▼

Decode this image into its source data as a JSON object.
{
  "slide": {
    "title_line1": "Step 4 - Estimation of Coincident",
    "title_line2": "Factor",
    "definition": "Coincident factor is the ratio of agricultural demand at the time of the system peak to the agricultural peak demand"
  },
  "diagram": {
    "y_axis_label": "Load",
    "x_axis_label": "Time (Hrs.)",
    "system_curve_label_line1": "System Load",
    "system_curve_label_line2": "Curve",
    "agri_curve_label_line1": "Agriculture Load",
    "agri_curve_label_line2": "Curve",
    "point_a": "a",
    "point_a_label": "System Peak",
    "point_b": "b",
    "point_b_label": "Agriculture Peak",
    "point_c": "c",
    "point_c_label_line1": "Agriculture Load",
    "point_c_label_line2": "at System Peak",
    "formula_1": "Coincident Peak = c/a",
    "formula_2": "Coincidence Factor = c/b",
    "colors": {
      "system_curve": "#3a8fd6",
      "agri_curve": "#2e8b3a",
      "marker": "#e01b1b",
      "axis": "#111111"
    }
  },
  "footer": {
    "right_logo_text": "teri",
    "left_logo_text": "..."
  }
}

▲

* [Brief]
Make a verbatim copy of every entry shown above.

* [Solution]
Decode this image into its source data as a JSON object.
{
  "slide": {
    "title_line1": "Step 4 - Estimation of Coincident",
    "title_line2": "Factor",
    "definition": "Coincident factor is the ratio of agricultural demand at the time of the system peak to the agricultural peak demand"
  },
  "diagram": {
    "y_axis_label": "Load",
    "x_axis_label": "Time (Hrs.)",
    "system_curve_label_line1": "System Load",
    "system_curve_label_line2": "Curve",
    "agri_curve_label_line1": "Agriculture Load",
    "agri_curve_label_line2": "Curve",
    "point_a": "a",
    "point_a_label": "System Peak",
    "point_b": "b",
    "point_b_label": "Agriculture Peak",
    "point_c": "c",
    "point_c_label_line1": "Agriculture Load",
    "point_c_label_line2": "at System Peak",
    "formula_1": "Coincident Peak = c/a",
    "formula_2": "Coincidence Factor = c/b",
    "colors": {
      "system_curve": "#3a8fd6",
      "agri_curve": "#2e8b3a",
      "marker": "#e01b1b",
      "axis": "#111111"
    }
  },
  "footer": {
    "right_logo_text": "teri",
    "left_logo_text": "..."
  }
}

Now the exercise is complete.